WHAT IS ASKED |
Write the material out again in full, exactly.

Extracted records:
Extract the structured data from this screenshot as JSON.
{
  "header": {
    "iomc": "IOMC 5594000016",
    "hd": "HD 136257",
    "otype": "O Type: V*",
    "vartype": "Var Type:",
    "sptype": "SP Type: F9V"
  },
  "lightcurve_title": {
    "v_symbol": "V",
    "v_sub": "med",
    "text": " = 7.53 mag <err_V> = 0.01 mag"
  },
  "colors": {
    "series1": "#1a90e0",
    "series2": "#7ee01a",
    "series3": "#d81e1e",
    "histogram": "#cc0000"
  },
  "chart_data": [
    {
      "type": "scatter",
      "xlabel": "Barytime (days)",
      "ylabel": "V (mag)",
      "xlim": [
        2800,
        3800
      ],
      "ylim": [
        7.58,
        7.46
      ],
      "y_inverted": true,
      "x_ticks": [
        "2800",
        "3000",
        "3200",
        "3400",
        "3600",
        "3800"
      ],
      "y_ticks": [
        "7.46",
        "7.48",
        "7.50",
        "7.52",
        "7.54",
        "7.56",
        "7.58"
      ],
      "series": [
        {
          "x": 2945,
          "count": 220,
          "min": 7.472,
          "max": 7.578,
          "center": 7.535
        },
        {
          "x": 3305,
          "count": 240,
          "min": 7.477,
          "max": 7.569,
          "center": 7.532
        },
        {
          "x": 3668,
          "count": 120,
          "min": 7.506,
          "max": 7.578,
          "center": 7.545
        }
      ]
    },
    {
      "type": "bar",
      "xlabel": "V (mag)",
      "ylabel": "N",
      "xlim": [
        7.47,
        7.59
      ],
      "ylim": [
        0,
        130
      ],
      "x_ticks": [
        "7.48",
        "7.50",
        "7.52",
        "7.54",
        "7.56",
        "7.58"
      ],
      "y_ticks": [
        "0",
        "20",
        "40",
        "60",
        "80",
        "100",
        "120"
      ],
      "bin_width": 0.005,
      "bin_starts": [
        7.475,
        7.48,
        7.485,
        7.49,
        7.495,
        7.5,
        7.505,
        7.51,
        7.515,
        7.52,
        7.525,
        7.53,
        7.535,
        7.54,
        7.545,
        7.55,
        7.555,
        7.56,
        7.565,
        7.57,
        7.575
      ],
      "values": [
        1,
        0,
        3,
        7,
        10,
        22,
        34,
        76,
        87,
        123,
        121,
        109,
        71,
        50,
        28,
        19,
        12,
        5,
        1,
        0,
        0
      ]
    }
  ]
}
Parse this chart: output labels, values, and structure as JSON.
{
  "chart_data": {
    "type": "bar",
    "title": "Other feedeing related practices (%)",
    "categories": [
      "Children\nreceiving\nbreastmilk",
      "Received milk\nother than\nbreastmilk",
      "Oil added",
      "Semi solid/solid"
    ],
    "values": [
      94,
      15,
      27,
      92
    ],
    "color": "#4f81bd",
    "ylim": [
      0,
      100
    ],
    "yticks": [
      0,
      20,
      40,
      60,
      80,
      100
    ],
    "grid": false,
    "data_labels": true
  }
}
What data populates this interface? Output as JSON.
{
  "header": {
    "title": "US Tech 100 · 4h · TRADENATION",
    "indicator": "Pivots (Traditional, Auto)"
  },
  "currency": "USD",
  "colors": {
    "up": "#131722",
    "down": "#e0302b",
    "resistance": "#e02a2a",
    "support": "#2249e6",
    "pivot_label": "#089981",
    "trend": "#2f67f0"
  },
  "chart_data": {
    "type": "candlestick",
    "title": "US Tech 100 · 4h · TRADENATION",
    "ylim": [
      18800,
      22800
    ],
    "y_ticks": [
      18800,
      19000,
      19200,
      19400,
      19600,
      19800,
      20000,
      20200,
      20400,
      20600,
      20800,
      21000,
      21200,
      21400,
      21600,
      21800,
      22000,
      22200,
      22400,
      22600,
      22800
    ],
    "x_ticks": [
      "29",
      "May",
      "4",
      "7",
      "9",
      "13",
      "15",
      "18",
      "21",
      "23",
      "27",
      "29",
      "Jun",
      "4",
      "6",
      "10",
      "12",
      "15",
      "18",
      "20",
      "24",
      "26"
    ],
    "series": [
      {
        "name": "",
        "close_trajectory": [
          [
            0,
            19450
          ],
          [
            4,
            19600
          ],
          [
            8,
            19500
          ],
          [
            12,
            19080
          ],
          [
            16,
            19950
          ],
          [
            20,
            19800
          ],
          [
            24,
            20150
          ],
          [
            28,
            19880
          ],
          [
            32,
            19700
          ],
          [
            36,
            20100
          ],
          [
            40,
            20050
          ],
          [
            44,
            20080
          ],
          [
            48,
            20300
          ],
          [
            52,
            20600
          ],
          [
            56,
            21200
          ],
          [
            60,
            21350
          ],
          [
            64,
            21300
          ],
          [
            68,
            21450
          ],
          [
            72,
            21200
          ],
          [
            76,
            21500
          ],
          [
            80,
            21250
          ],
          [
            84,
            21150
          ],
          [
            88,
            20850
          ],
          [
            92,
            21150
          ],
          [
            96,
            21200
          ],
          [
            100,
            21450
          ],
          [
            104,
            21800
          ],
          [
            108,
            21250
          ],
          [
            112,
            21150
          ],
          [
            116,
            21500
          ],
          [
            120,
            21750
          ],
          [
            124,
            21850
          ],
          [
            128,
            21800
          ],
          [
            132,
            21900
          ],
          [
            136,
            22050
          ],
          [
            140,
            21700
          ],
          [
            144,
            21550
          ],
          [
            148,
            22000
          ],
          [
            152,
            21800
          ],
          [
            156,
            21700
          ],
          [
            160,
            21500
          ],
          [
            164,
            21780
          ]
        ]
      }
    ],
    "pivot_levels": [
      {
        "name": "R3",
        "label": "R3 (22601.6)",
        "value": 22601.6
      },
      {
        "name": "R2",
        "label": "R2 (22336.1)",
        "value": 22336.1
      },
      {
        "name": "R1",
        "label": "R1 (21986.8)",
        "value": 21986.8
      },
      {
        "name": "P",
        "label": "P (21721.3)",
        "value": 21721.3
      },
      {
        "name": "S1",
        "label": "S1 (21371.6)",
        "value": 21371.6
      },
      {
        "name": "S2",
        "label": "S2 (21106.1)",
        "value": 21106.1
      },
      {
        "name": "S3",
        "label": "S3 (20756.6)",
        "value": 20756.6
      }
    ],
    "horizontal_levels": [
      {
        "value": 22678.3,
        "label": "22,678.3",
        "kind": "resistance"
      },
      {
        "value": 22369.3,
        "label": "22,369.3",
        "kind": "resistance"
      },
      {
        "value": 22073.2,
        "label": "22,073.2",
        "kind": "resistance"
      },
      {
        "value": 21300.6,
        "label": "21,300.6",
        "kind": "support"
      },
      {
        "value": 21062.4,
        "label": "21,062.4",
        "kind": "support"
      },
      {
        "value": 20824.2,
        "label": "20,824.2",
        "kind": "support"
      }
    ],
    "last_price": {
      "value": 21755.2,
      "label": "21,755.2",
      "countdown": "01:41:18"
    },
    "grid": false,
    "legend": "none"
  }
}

COMPLETED EXERCISE |
Extract the structured data from this screenshot as JSON.
{
  "header": {
    "iomc": "IOMC 5594000016",
    "hd": "HD 136257",
    "otype": "O Type: V*",
    "vartype": "Var Type:",
    "sptype": "SP Type: F9V"
  },
  "lightcurve_title": {
    "v_symbol": "V",
    "v_sub": "med",
    "text": " = 7.53 mag <err_V> = 0.01 mag"
  },
  "colors": {
    "series1": "#1a90e0",
    "series2": "#7ee01a",
    "series3": "#d81e1e",
    "histogram": "#cc0000"
  },
  "chart_data": [
    {
      "type": "scatter",
      "xlabel": "Barytime (days)",
      "ylabel": "V (mag)",
      "xlim": [
        2800,
        3800
      ],
      "ylim": [
        7.58,
        7.46
      ],
      "y_inverted": true,
      "x_ticks": [
        "2800",
        "3000",
        "3200",
        "3400",
        "3600",
        "3800"
      ],
      "y_ticks": [
        "7.46",
        "7.48",
        "7.50",
        "7.52",
        "7.54",
        "7.56",
        "7.58"
      ],
      "series": [
        {
          "x": 2945,
          "count": 220,
          "min": 7.472,
          "max": 7.578,
          "center": 7.535
        },
        {
          "x": 3305,
          "count": 240,
          "min": 7.477,
          "max": 7.569,
          "center": 7.532
        },
        {
          "x": 3668,
          "count": 120,
          "min": 7.506,
          "max": 7.578,
          "center": 7.545
        }
      ]
    },
    {
      "type": "bar",
      "xlabel": "V (mag)",
      "ylabel": "N",
      "xlim": [
        7.47,
        7.59
      ],
      "ylim": [
        0,
        130
      ],
      "x_ticks": [
        "7.48",
        "7.50",
        "7.52",
        "7.54",
        "7.56",
        "7.58"
      ],
      "y_ticks": [
        "0",
        "20",
        "40",
        "60",
        "80",
        "100",
        "120"
      ],
      "bin_width": 0.005,
      "bin_starts": [
        7.475,
        7.48,
        7.485,
        7.49,
        7.495,
        7.5,
        7.505,
        7.51,
        7.515,
        7.52,
        7.525,
        7.53,
        7.535,
        7.54,
        7.545,
        7.55,
        7.555,
        7.56,
        7.565,
        7.57,
        7.575
      ],
      "values": [
        1,
        0,
        3,
        7,
        10,
        22,
        34,
        76,
        87,
        123,
        121,
        109,
        71,
        50,
        28,
        19,
        12,
        5,
        1,
        0,
        0
      ]
    }
  ]
}
Parse this chart: output labels, values, and structure as JSON.
{
  "chart_data": {
    "type": "bar",
    "title": "Other feedeing related practices (%)",
    "categories": [
      "Children\nreceiving\nbreastmilk",
      "Received milk\nother than\nbreastmilk",
      "Oil added",
      "Semi solid/solid"
    ],
    "values": [
      94,
      15,
      27,
      92
    ],
    "color": "#4f81bd",
    "ylim": [
      0,
      100
    ],
    "yticks": [
      0,
      20,
      40,
      60,
      80,
      100
    ],
    "grid": false,
    "data_labels": true
  }
}
What data populates this interface? Output as JSON.
{
  "header": {
    "title": "US Tech 100 · 4h · TRADENATION",
    "indicator": "Pivots (Traditional, Auto)"
  },
  "currency": "USD",
  "colors": {
    "up": "#131722",
    "down": "#e0302b",
    "resistance": "#e02a2a",
    "support": "#2249e6",
    "pivot_label": "#089981",
    "trend": "#2f67f0"
  },
  "chart_data": {
    "type": "candlestick",
    "title": "US Tech 100 · 4h · TRADENATION",
    "ylim": [
      18800,
      22800
    ],
    "y_ticks": [
      18800,
      19000,
      19200,
      19400,
      19600,
      19800,
      20000,
      20200,
      20400,
      20600,
      20800,
      21000,
      21200,
      21400,
      21600,
      21800,
      22000,
      22200,
      22400,
      22600,
      22800
    ],
    "x_ticks": [
      "29",
      "May",
      "4",
      "7",
      "9",
      "13",
      "15",
      "18",
      "21",
      "23",
      "27",
      "29",
      "Jun",
      "4",
      "6",
      "10",
      "12",
      "15",
      "18",
      "20",
      "24",
      "26"
    ],
    "series": [
      {
        "name": "",
        "close_trajectory": [
          [
            0,
            19450
          ],
          [
            4,
            19600
          ],
          [
            8,
            19500
          ],
          [
            12,
            19080
          ],
          [
            16,
            19950
          ],
          [
            20,
            19800
          ],
          [
            24,
            20150
          ],
          [
            28,
            19880
          ],
          [
            32,
            19700
          ],
          [
            36,
            20100
          ],
          [
            40,
            20050
          ],
          [
            44,
            20080
          ],
          [
            48,
            20300
          ],
          [
            52,
            20600
          ],
          [
            56,
            21200
          ],
          [
            60,
            21350
          ],
          [
            64,
            21300
          ],
          [
            68,
            21450
          ],
          [
            72,
            21200
          ],
          [
            76,
            21500
          ],
          [
            80,
            21250
          ],
          [
            84,
            21150
          ],
          [
            88,
            20850
          ],
          [
            92,
            21150
          ],
          [
            96,
            21200
          ],
          [
            100,
            21450
          ],
          [
            104,
            21800
          ],
          [
            108,
            21250
          ],
          [
            112,
            21150
          ],
          [
            116,
            21500
          ],
          [
            120,
            21750
          ],
          [
            124,
            21850
          ],
          [
            128,
            21800
          ],
          [
            132,
            21900
          ],
          [
            136,
            22050
          ],
          [
            140,
            21700
          ],
          [
            144,
            21550
          ],
          [
            148,
            22000
          ],
          [
            152,
            21800
          ],
          [
            156,
            21700
          ],
          [
            160,
            21500
          ],
          [
            164,
            21780
          ]
        ]
      }
    ],
    "pivot_levels": [
      {
        "name": "R3",
        "label": "R3 (22601.6)",
        "value": 22601.6
      },
      {
        "name": "R2",
        "label": "R2 (22336.1)",
        "value": 22336.1
      },
      {
        "name": "R1",
        "label": "R1 (21986.8)",
        "value": 21986.8
      },
      {
        "name": "P",
        "label": "P (21721.3)",
        "value": 21721.3
      },
      {
        "name": "S1",
        "label": "S1 (21371.6)",
        "value": 21371.6
      },
      {
        "name": "S2",
        "label": "S2 (21106.1)",
        "value": 21106.1
      },
      {
        "name": "S3",
        "label": "S3 (20756.6)",
        "value": 20756.6
      }
    ],
    "horizontal_levels": [
      {
        "value": 22678.3,
        "label": "22,678.3",
        "kind": "resistance"
      },
      {
        "value": 22369.3,
        "label": "22,369.3",
        "kind": "resistance"
      },
      {
        "value": 22073.2,
        "label": "22,073.2",
        "kind": "resistance"
      },
      {
        "value": 21300.6,
        "label": "21,300.6",
        "kind": "support"
      },
      {
        "value": 21062.4,
        "label": "21,062.4",
        "kind": "support"
      },
      {
        "value": 20824.2,
        "label": "20,824.2",
        "kind": "support"
      }
    ],
    "last_price": {
      "value": 21755.2,
      "label": "21,755.2",
      "countdown": "01:41:18"
    },
    "grid": false,
    "legend": "none"
  }
}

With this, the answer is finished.